Task instructions
Pick out and copy every line below that has the word "Región".

Source data
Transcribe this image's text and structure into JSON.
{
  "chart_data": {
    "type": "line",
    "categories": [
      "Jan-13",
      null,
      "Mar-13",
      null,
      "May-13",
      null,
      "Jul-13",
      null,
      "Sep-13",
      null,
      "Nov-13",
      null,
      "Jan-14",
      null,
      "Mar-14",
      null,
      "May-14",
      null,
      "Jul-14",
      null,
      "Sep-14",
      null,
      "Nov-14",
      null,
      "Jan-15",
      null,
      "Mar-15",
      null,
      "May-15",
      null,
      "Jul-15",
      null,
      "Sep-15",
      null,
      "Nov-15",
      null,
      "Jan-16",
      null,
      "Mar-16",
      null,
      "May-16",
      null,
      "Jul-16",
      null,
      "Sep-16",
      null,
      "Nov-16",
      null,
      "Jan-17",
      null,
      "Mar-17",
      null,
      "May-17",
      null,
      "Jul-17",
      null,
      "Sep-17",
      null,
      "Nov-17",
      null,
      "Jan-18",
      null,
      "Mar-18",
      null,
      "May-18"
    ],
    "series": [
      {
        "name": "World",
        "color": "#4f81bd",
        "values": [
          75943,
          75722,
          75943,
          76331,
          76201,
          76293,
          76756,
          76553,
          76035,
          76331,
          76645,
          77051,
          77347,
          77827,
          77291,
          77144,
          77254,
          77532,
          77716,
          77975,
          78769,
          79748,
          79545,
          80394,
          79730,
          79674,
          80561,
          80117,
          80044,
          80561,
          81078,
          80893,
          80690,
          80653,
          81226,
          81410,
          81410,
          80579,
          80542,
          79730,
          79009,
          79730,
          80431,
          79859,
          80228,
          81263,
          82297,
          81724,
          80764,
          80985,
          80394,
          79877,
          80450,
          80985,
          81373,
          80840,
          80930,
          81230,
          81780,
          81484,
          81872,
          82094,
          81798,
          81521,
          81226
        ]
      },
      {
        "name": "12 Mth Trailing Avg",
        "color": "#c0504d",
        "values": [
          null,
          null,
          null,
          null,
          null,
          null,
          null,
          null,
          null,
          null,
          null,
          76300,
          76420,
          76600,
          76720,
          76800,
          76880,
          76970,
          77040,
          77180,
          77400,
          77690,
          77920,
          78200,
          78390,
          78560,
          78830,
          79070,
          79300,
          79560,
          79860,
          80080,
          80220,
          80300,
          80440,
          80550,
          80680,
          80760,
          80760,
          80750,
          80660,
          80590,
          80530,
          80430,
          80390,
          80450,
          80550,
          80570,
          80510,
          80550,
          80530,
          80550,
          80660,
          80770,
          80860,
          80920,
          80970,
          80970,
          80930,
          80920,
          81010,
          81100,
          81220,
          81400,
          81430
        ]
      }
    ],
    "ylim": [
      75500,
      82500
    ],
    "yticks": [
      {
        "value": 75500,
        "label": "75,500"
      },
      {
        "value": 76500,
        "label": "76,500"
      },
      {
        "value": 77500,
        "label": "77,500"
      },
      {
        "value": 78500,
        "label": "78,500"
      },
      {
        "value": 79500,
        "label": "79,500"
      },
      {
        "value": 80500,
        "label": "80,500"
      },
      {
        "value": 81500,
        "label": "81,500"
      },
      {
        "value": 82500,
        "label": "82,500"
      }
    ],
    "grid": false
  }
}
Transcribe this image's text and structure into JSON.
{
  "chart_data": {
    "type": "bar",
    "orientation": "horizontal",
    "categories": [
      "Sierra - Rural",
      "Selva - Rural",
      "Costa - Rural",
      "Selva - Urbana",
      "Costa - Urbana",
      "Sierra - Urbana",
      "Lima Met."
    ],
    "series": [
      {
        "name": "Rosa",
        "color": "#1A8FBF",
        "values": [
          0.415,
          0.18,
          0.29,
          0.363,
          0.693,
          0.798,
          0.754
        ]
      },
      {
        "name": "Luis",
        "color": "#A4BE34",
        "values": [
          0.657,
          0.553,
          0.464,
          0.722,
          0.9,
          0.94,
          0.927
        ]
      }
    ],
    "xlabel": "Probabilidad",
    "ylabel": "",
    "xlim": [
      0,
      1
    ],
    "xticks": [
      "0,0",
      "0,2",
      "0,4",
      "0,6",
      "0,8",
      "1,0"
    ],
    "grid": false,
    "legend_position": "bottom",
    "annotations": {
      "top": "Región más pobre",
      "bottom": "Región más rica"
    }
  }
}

The output
      "top": "Región más pobre",
      "bottom": "Región más rica"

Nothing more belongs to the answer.